REQUEST » Using the listing below, report all lines holding the word "over".

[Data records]
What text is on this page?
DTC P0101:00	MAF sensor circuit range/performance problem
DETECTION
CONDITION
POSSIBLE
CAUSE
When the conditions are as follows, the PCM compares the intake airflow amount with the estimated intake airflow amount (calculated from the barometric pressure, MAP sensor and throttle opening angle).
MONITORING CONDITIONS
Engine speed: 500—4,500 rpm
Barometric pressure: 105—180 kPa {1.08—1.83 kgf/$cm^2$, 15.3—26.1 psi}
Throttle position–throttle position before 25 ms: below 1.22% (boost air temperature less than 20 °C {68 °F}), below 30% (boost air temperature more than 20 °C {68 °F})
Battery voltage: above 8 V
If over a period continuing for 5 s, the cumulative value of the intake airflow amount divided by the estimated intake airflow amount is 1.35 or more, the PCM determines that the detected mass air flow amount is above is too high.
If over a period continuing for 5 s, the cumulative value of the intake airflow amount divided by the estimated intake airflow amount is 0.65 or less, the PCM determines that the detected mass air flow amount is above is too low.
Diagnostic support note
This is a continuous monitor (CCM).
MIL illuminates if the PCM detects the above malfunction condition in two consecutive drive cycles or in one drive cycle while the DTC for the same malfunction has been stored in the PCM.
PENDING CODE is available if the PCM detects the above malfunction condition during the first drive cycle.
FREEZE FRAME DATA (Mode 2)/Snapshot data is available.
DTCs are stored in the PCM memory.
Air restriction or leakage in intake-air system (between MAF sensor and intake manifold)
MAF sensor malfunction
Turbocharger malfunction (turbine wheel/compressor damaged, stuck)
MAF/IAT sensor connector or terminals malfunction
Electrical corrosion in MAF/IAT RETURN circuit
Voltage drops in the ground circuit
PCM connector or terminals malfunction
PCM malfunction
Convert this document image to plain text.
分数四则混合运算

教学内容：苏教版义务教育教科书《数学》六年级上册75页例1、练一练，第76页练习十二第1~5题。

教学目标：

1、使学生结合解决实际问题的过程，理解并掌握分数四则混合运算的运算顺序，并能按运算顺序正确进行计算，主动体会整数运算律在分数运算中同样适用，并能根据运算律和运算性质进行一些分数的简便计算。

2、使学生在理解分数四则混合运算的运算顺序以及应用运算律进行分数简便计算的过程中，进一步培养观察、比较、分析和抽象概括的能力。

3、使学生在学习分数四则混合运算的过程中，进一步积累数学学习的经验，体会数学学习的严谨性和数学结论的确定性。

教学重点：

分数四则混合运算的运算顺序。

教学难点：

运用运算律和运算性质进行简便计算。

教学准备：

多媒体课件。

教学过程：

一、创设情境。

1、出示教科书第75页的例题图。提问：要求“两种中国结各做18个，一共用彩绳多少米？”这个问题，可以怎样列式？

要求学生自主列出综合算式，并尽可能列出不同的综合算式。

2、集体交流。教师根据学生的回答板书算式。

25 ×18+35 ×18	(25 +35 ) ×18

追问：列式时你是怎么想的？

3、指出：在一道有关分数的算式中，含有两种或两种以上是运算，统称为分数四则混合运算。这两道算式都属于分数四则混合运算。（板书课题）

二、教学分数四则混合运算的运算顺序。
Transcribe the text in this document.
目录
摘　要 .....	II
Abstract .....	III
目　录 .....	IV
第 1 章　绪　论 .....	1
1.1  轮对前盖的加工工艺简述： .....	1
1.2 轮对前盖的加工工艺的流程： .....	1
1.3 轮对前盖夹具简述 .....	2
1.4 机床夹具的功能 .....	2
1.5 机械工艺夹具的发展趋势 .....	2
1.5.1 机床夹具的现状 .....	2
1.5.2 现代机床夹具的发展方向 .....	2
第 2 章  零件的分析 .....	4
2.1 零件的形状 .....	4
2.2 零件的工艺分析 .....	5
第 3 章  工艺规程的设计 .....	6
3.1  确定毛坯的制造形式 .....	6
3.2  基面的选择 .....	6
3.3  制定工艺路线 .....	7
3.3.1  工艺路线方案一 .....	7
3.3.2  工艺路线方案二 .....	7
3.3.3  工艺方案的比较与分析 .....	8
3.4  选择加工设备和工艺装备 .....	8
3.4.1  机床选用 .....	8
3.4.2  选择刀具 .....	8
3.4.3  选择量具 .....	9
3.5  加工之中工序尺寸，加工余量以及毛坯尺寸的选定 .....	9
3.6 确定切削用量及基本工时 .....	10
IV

SOLUTION TO THE PROBLEM »
If over a period continuing for 5 s, the cumulative value of the intake airflow amount divided by the estimated intake airflow amount is 1.35 or more, the PCM determines that the detected mass air flow amount is above is too high.
If over a period continuing for 5 s, the cumulative value of the intake airflow amount divided by the estimated intake airflow amount is 0.65 or less, the PCM determines that the detected mass air flow amount is above is too low.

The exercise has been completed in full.